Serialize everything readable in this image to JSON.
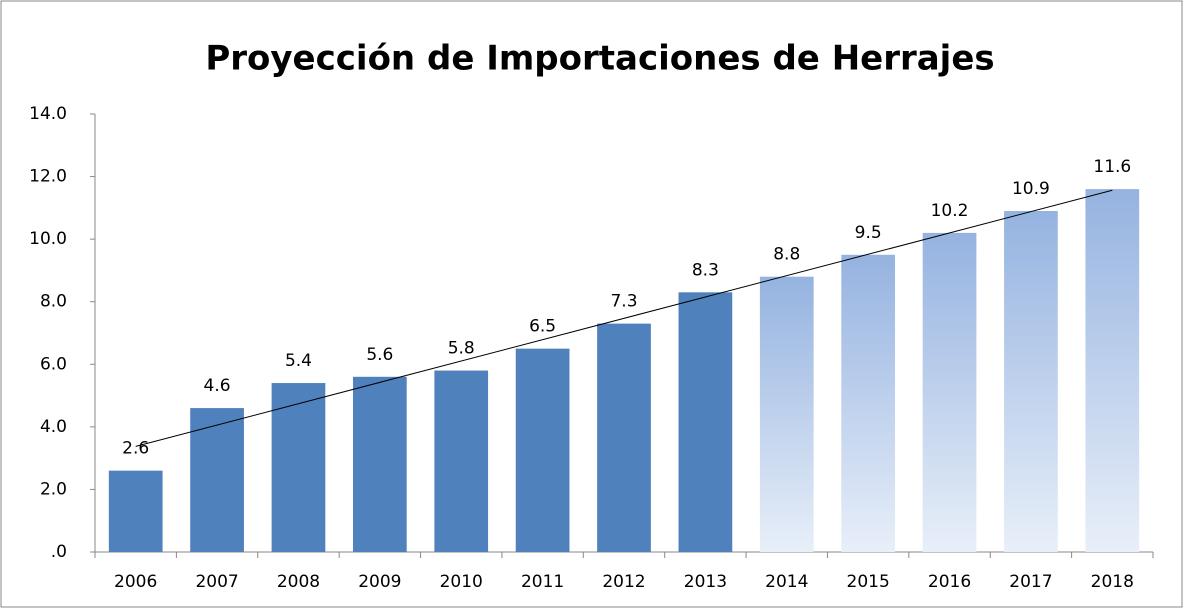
{
  "chart_data": {
    "type": "bar",
    "title": "Proyección de Importaciones de Herrajes",
    "categories": [
      "2006",
      "2007",
      "2008",
      "2009",
      "2010",
      "2011",
      "2012",
      "2013",
      "2014",
      "2015",
      "2016",
      "2017",
      "2018"
    ],
    "values": [
      2.6,
      4.6,
      5.4,
      5.6,
      5.8,
      6.5,
      7.3,
      8.3,
      8.8,
      9.5,
      10.2,
      10.9,
      11.6
    ],
    "color": "#4f81bd",
    "bar_fill": [
      "solid",
      "solid",
      "solid",
      "solid",
      "solid",
      "solid",
      "solid",
      "solid",
      "gradient",
      "gradient",
      "gradient",
      "gradient",
      "gradient"
    ],
    "ylim": [
      0,
      14
    ],
    "yticks": [
      {
        "value": 0,
        "label": ".0"
      },
      {
        "value": 2,
        "label": "2.0"
      },
      {
        "value": 4,
        "label": "4.0"
      },
      {
        "value": 6,
        "label": "6.0"
      },
      {
        "value": 8,
        "label": "8.0"
      },
      {
        "value": 10,
        "label": "10.0"
      },
      {
        "value": 12,
        "label": "12.0"
      },
      {
        "value": 14,
        "label": "14.0"
      }
    ],
    "grid": false,
    "trendline": true
  }
}
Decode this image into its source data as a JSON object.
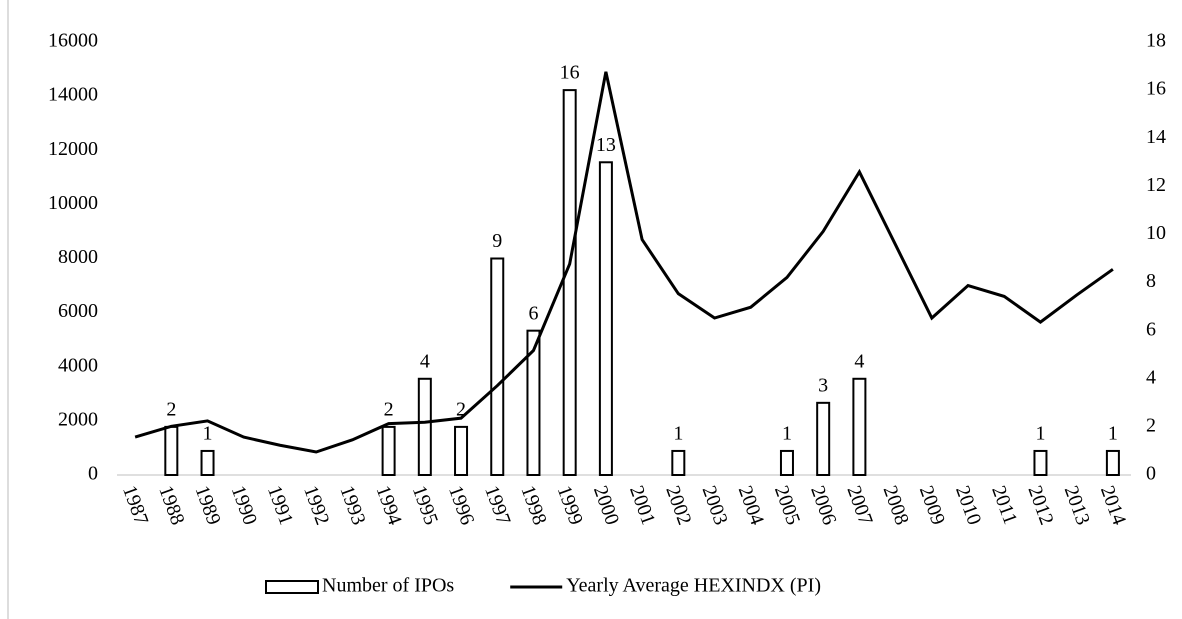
{
  "chart_data": {
    "type": "bar",
    "categories": [
      "1987",
      "1988",
      "1989",
      "1990",
      "1991",
      "1992",
      "1993",
      "1994",
      "1995",
      "1996",
      "1997",
      "1998",
      "1999",
      "2000",
      "2001",
      "2002",
      "2003",
      "2004",
      "2005",
      "2006",
      "2007",
      "2008",
      "2009",
      "2010",
      "2011",
      "2012",
      "2013",
      "2014"
    ],
    "series": [
      {
        "name": "Number of IPOs",
        "type": "bar",
        "axis": "y2",
        "color": "#ffffff",
        "values": [
          null,
          2,
          1,
          null,
          null,
          null,
          null,
          2,
          4,
          2,
          9,
          6,
          16,
          13,
          null,
          1,
          null,
          null,
          1,
          3,
          4,
          null,
          null,
          null,
          null,
          1,
          null,
          1
        ]
      },
      {
        "name": "Yearly Average HEXINDX (PI)",
        "type": "line",
        "color": "#000000",
        "values": [
          1400,
          1800,
          2000,
          1400,
          1100,
          850,
          1300,
          1900,
          1950,
          2100,
          3300,
          4600,
          7800,
          14900,
          8700,
          6700,
          5800,
          6200,
          7300,
          9000,
          11200,
          8500,
          5800,
          7000,
          6600,
          5650,
          6650,
          7600
        ]
      }
    ],
    "ylim": [
      0,
      16000
    ],
    "yticks": [
      0,
      2000,
      4000,
      6000,
      8000,
      10000,
      12000,
      14000,
      16000
    ],
    "y2lim": [
      0,
      18
    ],
    "y2ticks": [
      0,
      2,
      4,
      6,
      8,
      10,
      12,
      14,
      16,
      18
    ],
    "legend": "bottom"
  }
}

> [Exercise directions]: The records above must be transcribed exactly. Pictures are left out of the copy.

> [Task answer]:
Serialize everything readable in this image to JSON.
{
  "chart_data": {
    "type": "bar",
    "title": "Proyección de Importaciones de Herrajes",
    "categories": [
      "2006",
      "2007",
      "2008",
      "2009",
      "2010",
      "2011",
      "2012",
      "2013",
      "2014",
      "2015",
      "2016",
      "2017",
      "2018"
    ],
    "values": [
      2.6,
      4.6,
      5.4,
      5.6,
      5.8,
      6.5,
      7.3,
      8.3,
      8.8,
      9.5,
      10.2,
      10.9,
      11.6
    ],
    "color": "#4f81bd",
    "bar_fill": [
      "solid",
      "solid",
      "solid",
      "solid",
      "solid",
      "solid",
      "solid",
      "solid",
      "gradient",
      "gradient",
      "gradient",
      "gradient",
      "gradient"
    ],
    "ylim": [
      0,
      14
    ],
    "yticks": [
      {
        "value": 0,
        "label": ".0"
      },
      {
        "value": 2,
        "label": "2.0"
      },
      {
        "value": 4,
        "label": "4.0"
      },
      {
        "value": 6,
        "label": "6.0"
      },
      {
        "value": 8,
        "label": "8.0"
      },
      {
        "value": 10,
        "label": "10.0"
      },
      {
        "value": 12,
        "label": "12.0"
      },
      {
        "value": 14,
        "label": "14.0"
      }
    ],
    "grid": false,
    "trendline": true
  }
}
Decode this image into its source data as a JSON object.
{
  "chart_data": {
    "type": "bar",
    "categories": [
      "1987",
      "1988",
      "1989",
      "1990",
      "1991",
      "1992",
      "1993",
      "1994",
      "1995",
      "1996",
      "1997",
      "1998",
      "1999",
      "2000",
      "2001",
      "2002",
      "2003",
      "2004",
      "2005",
      "2006",
      "2007",
      "2008",
      "2009",
      "2010",
      "2011",
      "2012",
      "2013",
      "2014"
    ],
    "series": [
      {
        "name": "Number of IPOs",
        "type": "bar",
        "axis": "y2",
        "color": "#ffffff",
        "values": [
          null,
          2,
          1,
          null,
          null,
          null,
          null,
          2,
          4,
          2,
          9,
          6,
          16,
          13,
          null,
          1,
          null,
          null,
          1,
          3,
          4,
          null,
          null,
          null,
          null,
          1,
          null,
          1
        ]
      },
      {
        "name": "Yearly Average HEXINDX (PI)",
        "type": "line",
        "color": "#000000",
        "values": [
          1400,
          1800,
          2000,
          1400,
          1100,
          850,
          1300,
          1900,
          1950,
          2100,
          3300,
          4600,
          7800,
          14900,
          8700,
          6700,
          5800,
          6200,
          7300,
          9000,
          11200,
          8500,
          5800,
          7000,
          6600,
          5650,
          6650,
          7600
        ]
      }
    ],
    "ylim": [
      0,
      16000
    ],
    "yticks": [
      0,
      2000,
      4000,
      6000,
      8000,
      10000,
      12000,
      14000,
      16000
    ],
    "y2lim": [
      0,
      18
    ],
    "y2ticks": [
      0,
      2,
      4,
      6,
      8,
      10,
      12,
      14,
      16,
      18
    ],
    "legend": "bottom"
  }
}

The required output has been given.